-- Begin SUPPLIED DATA --
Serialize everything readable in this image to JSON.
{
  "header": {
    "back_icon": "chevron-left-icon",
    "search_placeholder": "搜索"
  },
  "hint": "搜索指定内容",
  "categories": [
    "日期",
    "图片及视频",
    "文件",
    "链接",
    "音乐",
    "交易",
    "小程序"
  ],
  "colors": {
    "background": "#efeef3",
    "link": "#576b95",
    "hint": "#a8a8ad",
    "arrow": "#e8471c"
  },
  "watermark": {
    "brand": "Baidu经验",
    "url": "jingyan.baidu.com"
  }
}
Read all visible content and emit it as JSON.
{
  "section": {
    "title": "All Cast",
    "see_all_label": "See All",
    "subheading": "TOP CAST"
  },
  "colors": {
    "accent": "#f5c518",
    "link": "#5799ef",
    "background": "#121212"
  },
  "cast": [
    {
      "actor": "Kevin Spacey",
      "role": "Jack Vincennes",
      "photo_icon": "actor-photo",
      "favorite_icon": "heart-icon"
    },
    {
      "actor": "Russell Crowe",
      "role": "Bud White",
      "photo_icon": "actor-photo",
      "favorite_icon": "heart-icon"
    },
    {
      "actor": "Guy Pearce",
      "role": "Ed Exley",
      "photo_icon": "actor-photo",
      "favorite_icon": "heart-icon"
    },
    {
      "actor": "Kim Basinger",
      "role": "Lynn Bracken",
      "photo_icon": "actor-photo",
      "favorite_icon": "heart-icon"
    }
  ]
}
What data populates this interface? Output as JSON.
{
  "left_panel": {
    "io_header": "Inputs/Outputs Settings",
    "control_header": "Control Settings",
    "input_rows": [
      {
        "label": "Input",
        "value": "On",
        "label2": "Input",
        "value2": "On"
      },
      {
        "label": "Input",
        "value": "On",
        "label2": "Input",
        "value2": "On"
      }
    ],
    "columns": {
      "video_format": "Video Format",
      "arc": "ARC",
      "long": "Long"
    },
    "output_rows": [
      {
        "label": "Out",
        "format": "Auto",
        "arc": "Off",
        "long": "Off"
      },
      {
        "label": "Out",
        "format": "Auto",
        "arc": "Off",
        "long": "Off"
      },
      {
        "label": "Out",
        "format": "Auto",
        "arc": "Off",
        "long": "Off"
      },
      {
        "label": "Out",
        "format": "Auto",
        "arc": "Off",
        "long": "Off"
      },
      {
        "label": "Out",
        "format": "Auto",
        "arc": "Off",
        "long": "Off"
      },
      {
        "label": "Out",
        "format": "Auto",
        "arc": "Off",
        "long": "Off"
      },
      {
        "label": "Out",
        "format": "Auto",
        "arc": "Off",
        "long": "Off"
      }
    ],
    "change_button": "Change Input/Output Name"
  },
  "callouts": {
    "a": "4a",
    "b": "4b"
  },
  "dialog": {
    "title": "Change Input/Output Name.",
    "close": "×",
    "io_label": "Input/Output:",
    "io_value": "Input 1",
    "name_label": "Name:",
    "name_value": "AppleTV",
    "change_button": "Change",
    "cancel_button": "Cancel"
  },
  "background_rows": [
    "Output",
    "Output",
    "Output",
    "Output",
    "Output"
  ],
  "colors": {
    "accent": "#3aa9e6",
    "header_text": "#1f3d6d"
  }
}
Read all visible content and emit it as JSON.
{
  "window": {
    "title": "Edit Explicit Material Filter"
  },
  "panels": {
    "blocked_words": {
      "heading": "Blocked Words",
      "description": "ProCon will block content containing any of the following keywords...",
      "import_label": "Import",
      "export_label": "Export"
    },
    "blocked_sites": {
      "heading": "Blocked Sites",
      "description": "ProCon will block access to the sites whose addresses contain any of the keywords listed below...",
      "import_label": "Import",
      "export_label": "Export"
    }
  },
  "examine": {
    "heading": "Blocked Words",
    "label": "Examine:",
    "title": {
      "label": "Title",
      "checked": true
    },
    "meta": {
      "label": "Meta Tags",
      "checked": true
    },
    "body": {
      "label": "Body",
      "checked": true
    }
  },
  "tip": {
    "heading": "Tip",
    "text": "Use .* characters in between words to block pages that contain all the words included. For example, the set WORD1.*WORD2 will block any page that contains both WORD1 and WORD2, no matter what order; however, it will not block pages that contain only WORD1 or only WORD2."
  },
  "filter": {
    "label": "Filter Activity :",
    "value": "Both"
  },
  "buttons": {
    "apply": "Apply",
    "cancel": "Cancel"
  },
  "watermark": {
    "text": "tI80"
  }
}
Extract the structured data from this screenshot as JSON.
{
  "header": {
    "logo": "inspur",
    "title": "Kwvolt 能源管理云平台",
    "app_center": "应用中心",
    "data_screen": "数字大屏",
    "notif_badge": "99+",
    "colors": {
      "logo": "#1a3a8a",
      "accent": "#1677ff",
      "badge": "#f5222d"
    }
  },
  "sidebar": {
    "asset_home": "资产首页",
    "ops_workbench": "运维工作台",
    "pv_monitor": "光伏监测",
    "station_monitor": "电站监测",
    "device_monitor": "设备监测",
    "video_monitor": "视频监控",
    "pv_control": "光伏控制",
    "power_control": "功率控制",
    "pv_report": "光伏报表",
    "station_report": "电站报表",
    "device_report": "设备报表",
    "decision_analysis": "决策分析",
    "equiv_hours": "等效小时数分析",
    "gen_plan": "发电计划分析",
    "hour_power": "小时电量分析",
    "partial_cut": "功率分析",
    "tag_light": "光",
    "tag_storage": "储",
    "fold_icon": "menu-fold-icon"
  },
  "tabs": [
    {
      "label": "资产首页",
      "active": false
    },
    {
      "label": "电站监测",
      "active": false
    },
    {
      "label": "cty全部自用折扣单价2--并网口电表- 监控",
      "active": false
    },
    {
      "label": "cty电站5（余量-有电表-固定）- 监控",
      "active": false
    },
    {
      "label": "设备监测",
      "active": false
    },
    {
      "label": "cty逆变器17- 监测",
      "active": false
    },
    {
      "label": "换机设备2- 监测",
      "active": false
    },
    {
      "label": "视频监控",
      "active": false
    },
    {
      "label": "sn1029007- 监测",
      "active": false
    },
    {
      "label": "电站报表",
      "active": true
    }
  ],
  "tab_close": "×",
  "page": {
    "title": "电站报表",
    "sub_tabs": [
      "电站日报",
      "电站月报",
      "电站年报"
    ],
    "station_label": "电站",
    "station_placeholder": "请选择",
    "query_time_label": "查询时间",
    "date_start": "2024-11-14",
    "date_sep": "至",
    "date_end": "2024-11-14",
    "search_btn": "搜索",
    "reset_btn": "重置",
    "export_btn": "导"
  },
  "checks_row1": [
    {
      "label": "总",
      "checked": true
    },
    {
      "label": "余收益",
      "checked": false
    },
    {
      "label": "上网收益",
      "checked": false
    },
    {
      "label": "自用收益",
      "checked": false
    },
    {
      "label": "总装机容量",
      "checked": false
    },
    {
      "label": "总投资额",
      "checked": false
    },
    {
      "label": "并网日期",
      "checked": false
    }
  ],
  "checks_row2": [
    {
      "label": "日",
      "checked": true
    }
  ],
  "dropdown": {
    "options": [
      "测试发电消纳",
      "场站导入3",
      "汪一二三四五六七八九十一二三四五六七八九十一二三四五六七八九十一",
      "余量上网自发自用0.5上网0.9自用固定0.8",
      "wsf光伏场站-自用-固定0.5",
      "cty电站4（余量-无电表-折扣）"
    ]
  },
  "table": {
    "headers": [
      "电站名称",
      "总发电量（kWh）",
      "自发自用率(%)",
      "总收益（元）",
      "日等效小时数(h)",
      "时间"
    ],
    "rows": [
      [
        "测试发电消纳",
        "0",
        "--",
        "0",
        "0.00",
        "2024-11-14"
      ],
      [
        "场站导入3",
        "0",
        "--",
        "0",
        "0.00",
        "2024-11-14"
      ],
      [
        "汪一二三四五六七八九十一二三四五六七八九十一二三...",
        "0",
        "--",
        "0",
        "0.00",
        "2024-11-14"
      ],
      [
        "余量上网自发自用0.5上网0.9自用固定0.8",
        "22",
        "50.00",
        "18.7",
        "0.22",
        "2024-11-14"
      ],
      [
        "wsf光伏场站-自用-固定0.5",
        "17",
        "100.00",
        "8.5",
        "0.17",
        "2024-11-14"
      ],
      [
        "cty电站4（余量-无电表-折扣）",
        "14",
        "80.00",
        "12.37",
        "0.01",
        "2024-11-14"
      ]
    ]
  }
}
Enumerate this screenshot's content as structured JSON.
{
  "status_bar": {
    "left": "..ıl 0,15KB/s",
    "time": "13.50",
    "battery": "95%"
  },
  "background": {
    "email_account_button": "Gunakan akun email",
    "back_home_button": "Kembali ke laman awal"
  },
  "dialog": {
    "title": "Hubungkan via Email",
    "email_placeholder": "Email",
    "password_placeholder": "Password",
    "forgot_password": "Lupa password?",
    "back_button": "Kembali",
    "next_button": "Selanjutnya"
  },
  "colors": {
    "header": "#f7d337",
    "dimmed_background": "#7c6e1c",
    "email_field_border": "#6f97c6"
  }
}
-- End SUPPLIED DATA --
EXERCISE PROMPT |
Take every line that includes the string "screenshot" and copy it.

WRITTEN SOLUTION |
Extract the structured data from this screenshot as JSON.
Enumerate this screenshot's content as structured JSON.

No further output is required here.